» **WRITTEN INSTRUCTION**
Omitting all pictures, print the lines of the listing from the one containing "What does this" through the final line, both ends included, with no other text.

** START OF DATASET ROWS **

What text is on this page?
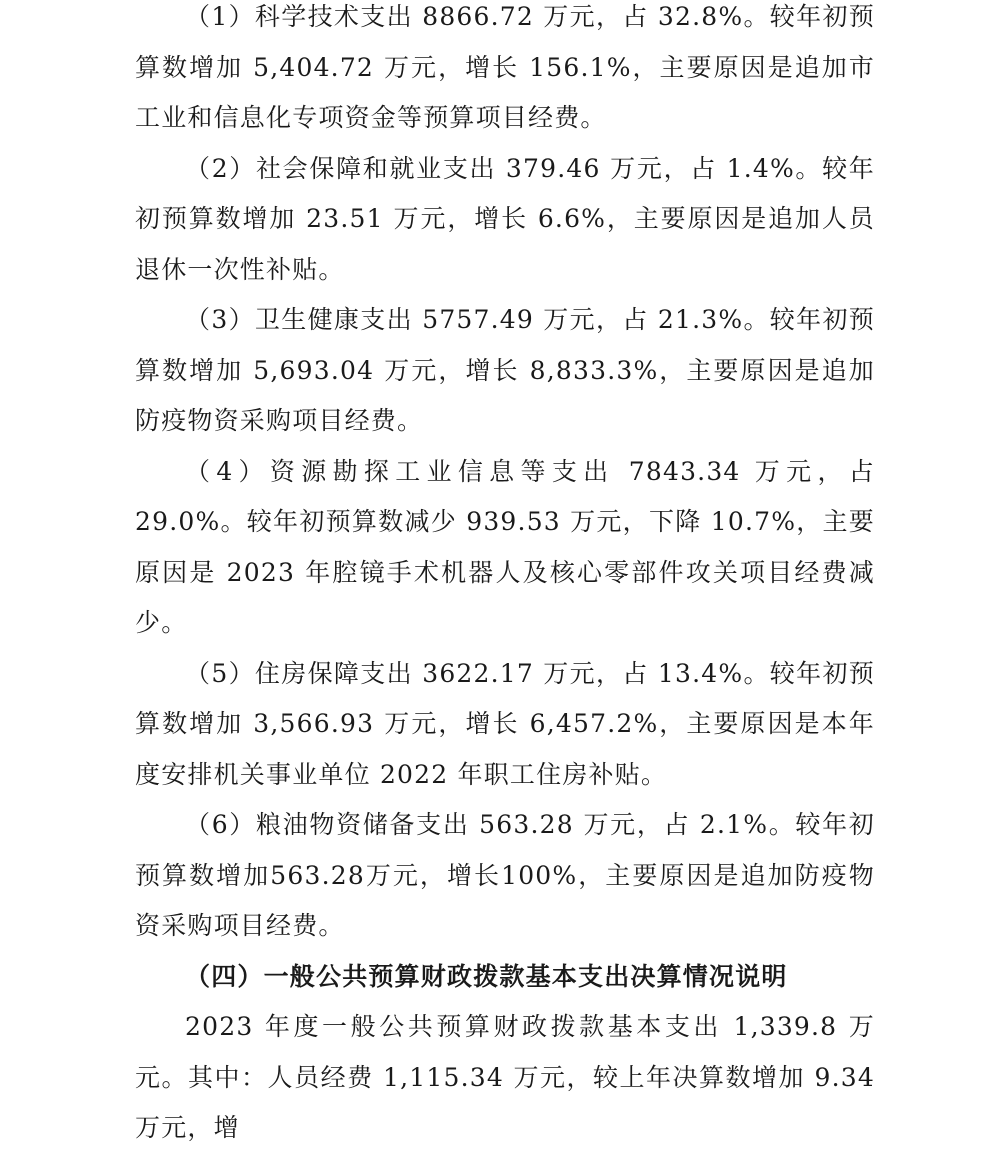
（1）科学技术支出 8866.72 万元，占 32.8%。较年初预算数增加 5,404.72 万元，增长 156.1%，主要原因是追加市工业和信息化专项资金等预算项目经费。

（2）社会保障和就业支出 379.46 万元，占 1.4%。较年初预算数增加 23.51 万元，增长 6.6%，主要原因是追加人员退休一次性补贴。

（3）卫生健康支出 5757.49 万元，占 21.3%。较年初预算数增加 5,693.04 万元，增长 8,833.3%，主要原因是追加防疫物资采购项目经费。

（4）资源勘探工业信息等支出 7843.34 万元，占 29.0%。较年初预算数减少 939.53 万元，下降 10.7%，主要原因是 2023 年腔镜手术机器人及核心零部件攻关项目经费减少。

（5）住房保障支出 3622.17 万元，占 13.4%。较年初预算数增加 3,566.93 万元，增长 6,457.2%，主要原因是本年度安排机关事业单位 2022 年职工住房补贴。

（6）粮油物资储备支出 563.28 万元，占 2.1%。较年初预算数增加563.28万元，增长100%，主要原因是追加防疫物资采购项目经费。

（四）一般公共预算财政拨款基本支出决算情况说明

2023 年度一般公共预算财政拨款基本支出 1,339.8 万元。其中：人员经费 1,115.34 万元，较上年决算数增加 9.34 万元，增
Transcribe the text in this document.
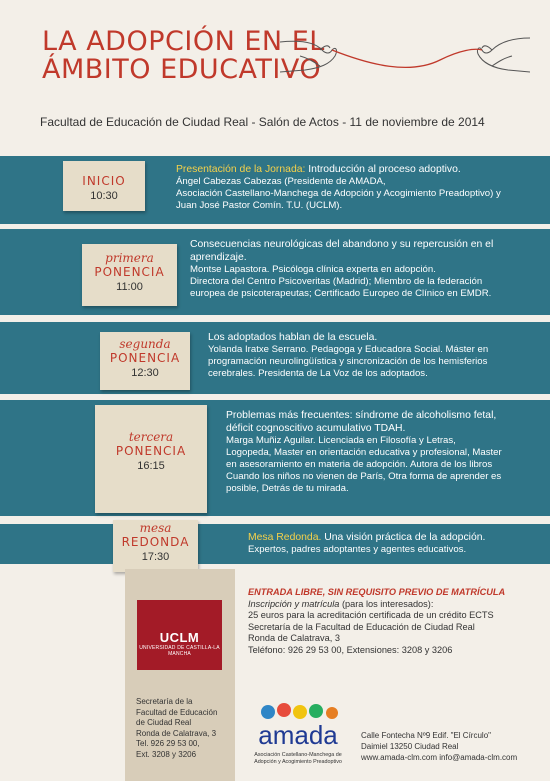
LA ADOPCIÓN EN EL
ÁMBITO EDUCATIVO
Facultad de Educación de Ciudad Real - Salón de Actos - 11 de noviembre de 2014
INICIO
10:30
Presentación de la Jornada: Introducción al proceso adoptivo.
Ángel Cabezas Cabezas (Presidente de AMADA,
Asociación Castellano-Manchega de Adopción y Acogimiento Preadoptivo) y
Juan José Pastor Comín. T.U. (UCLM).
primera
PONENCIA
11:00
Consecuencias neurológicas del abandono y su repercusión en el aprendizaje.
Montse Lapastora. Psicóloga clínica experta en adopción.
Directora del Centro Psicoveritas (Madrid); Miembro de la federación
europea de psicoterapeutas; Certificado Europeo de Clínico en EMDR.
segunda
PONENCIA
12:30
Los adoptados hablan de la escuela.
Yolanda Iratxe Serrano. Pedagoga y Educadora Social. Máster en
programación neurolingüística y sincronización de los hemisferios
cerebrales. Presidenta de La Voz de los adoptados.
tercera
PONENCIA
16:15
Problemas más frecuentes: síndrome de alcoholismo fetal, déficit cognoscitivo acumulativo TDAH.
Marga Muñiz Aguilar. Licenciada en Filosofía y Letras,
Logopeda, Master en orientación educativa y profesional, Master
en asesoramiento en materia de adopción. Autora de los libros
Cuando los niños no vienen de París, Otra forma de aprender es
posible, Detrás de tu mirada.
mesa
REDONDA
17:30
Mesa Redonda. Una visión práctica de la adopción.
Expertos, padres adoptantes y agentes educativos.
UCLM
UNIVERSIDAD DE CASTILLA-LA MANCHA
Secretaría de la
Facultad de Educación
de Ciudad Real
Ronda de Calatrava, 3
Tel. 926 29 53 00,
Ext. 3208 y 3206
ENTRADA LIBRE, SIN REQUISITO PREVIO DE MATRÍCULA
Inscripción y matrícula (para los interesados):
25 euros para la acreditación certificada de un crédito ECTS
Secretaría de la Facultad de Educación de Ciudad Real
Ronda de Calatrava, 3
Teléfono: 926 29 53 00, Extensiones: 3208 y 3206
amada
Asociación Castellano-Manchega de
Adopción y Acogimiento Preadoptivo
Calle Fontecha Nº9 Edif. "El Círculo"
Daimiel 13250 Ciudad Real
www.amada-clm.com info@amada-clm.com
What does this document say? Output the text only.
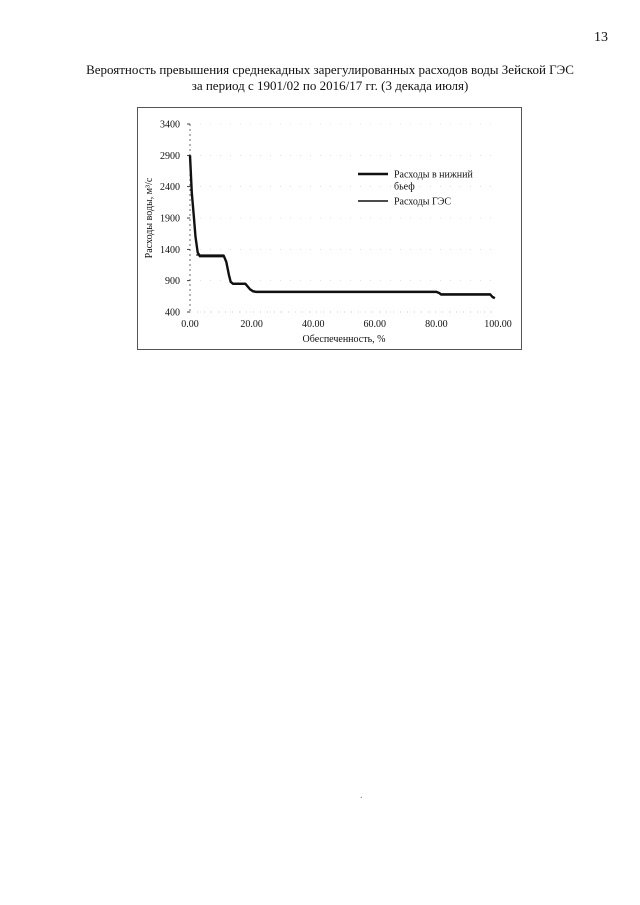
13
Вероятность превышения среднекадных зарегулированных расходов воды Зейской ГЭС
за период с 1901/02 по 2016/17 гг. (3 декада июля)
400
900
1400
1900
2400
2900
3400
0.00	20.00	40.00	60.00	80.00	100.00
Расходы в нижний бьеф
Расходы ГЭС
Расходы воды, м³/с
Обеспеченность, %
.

** END OF DATASET ROWS **

» **FULL ANSWER**
What does this document say? Output the text only.
13
Вероятность превышения среднекадных зарегулированных расходов воды Зейской ГЭС
за период с 1901/02 по 2016/17 гг. (3 декада июля)
400
900
1400
1900
2400
2900
3400
0.00	20.00	40.00	60.00	80.00	100.00
Расходы в нижний бьеф
Расходы ГЭС
Расходы воды, м³/с
Обеспеченность, %
.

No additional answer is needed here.